▶ _Challenge_
Identify and pull out each line of the entries in which "Practice" occurs.

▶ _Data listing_
═══

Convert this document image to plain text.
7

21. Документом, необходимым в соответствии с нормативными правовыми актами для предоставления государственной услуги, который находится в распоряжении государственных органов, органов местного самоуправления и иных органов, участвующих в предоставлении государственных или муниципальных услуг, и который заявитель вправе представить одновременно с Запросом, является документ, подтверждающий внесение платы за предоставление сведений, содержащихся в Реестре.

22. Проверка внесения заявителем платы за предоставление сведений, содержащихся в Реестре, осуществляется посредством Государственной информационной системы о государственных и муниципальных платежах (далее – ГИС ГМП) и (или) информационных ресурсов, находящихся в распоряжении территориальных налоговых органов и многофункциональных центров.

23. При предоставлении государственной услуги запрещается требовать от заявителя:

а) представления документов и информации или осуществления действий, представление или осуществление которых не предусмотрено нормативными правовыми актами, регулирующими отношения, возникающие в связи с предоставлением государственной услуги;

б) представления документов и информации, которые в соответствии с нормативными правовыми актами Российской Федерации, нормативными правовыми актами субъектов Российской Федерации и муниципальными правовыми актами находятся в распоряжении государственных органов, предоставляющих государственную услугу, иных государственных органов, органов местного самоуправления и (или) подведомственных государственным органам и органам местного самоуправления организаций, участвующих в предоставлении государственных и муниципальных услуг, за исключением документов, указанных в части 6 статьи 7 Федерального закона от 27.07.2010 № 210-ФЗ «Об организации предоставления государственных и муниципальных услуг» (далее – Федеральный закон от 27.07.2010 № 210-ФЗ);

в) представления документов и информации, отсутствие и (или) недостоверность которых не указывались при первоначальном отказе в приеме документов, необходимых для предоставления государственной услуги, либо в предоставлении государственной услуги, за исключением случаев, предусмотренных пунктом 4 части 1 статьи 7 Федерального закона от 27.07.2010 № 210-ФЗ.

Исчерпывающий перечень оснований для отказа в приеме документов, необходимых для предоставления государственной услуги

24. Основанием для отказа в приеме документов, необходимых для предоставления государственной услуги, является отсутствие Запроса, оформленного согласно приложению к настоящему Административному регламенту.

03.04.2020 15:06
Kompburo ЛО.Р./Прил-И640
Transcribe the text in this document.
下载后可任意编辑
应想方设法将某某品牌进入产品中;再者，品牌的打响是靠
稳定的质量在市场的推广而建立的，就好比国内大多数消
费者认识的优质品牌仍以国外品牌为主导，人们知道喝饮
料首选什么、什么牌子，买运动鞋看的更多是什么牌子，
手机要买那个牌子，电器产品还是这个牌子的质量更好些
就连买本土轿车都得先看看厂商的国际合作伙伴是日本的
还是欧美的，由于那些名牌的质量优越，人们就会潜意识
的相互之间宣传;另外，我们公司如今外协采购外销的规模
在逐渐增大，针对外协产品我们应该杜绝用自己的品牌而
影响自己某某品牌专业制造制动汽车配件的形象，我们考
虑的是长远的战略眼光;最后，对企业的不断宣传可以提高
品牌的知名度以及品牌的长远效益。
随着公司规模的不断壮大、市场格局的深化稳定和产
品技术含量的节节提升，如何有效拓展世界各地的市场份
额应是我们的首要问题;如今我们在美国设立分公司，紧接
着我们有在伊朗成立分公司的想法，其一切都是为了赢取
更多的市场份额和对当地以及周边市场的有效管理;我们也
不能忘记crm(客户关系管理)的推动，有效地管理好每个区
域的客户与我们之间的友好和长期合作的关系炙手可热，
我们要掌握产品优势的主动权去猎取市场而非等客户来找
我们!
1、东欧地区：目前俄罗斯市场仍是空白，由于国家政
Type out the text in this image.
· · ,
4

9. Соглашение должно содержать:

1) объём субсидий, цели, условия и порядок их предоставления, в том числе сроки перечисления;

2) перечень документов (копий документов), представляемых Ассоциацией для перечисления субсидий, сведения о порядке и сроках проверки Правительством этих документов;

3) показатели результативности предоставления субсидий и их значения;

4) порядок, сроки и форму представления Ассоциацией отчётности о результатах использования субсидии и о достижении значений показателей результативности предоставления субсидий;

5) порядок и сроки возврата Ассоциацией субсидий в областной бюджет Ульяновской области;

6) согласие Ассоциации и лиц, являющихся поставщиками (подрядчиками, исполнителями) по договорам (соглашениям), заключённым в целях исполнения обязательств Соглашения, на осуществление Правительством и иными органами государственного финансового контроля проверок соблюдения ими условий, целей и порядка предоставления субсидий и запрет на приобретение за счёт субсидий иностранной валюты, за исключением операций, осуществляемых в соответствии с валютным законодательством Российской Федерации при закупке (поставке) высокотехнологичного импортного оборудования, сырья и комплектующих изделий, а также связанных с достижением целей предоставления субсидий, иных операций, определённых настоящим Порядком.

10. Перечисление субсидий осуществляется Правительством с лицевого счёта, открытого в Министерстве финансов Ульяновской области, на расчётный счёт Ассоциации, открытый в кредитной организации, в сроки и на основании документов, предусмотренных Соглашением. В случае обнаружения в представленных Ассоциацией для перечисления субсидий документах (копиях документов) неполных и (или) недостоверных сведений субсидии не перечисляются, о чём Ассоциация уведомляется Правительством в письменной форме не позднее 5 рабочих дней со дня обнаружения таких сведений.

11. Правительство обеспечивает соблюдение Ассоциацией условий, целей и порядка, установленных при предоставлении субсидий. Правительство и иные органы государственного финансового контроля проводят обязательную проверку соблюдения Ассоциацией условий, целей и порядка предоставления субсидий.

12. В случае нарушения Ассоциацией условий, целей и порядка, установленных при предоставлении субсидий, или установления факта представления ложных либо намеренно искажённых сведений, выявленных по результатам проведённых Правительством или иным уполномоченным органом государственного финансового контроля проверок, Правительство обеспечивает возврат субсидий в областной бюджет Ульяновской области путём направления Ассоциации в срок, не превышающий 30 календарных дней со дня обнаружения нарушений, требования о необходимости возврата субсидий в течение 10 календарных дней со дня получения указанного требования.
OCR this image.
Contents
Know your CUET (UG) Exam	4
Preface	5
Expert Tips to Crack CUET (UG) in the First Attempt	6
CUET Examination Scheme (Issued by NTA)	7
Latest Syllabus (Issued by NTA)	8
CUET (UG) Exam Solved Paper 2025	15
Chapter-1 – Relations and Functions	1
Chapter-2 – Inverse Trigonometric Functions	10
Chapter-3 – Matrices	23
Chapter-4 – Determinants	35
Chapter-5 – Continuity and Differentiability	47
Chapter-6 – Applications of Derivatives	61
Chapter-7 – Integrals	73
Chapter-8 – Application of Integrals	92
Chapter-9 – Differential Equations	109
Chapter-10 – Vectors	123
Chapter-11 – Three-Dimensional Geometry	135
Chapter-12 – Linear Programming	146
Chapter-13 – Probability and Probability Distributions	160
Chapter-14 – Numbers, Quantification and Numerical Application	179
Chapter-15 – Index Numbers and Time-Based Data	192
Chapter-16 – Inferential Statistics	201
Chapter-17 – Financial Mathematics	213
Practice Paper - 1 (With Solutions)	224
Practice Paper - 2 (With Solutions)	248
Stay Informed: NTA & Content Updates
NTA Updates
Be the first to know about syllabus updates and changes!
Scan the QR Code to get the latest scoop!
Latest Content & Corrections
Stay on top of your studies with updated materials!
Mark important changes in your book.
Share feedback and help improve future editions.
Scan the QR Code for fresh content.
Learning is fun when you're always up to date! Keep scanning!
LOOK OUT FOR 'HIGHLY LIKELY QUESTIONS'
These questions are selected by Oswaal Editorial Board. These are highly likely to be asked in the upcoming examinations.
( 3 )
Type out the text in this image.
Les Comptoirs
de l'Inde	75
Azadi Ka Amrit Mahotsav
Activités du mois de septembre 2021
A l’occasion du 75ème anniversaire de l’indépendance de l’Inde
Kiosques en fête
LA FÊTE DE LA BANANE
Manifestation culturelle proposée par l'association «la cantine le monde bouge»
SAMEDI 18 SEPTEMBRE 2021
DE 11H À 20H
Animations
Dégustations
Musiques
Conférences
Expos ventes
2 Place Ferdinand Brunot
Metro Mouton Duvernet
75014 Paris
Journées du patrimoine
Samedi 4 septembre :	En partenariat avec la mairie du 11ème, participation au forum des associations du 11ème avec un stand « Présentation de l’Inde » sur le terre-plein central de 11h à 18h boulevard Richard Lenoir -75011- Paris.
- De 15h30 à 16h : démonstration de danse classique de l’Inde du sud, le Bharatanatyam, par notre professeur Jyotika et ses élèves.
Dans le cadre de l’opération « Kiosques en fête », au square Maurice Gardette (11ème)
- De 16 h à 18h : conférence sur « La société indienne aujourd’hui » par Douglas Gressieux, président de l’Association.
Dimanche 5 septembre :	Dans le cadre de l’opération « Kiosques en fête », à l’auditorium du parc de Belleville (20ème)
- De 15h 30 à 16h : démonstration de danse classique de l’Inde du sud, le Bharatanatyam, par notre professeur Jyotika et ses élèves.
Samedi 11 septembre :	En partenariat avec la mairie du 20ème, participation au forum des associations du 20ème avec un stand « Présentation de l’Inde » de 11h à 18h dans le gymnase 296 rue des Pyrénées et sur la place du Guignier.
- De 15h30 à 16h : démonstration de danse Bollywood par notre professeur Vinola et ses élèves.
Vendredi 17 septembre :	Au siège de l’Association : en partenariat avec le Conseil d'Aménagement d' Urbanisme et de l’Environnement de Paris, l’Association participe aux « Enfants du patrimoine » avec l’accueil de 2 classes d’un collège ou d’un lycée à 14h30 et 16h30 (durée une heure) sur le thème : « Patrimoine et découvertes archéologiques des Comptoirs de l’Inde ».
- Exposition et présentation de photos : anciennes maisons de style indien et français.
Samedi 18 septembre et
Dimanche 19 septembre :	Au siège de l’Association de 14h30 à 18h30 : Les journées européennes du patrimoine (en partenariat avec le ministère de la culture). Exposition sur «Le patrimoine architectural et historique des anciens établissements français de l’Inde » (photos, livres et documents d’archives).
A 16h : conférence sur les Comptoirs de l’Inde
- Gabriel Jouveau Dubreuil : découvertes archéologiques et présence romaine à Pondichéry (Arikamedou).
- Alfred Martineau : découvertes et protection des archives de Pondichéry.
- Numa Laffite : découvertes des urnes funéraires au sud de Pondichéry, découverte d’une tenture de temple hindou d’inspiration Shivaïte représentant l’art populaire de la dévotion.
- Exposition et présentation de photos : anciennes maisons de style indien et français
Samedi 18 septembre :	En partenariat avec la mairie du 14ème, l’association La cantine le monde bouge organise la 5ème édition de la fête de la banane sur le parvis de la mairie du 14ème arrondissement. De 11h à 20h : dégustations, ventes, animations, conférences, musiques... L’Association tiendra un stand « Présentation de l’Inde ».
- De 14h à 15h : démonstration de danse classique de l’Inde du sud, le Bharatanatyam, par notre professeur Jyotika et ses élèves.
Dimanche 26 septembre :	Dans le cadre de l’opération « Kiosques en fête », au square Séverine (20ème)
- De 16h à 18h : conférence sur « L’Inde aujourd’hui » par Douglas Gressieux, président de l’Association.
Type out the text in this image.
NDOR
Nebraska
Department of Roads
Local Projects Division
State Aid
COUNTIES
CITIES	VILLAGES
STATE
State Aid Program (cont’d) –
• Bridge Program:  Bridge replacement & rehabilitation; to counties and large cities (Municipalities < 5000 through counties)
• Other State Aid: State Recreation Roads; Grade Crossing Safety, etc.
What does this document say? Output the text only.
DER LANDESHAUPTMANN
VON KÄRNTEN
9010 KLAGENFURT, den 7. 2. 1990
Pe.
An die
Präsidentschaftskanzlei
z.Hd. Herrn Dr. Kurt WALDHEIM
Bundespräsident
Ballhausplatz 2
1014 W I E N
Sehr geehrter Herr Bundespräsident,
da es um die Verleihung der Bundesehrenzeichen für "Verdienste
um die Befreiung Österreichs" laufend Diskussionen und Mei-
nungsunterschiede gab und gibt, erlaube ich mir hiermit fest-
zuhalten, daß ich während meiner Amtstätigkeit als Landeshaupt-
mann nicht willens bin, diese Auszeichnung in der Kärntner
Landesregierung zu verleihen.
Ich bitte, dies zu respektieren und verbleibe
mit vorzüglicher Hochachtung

═══

▶ _Answer to the problem_
Practice Paper - 1 (With Solutions)	224
Practice Paper - 2 (With Solutions)	248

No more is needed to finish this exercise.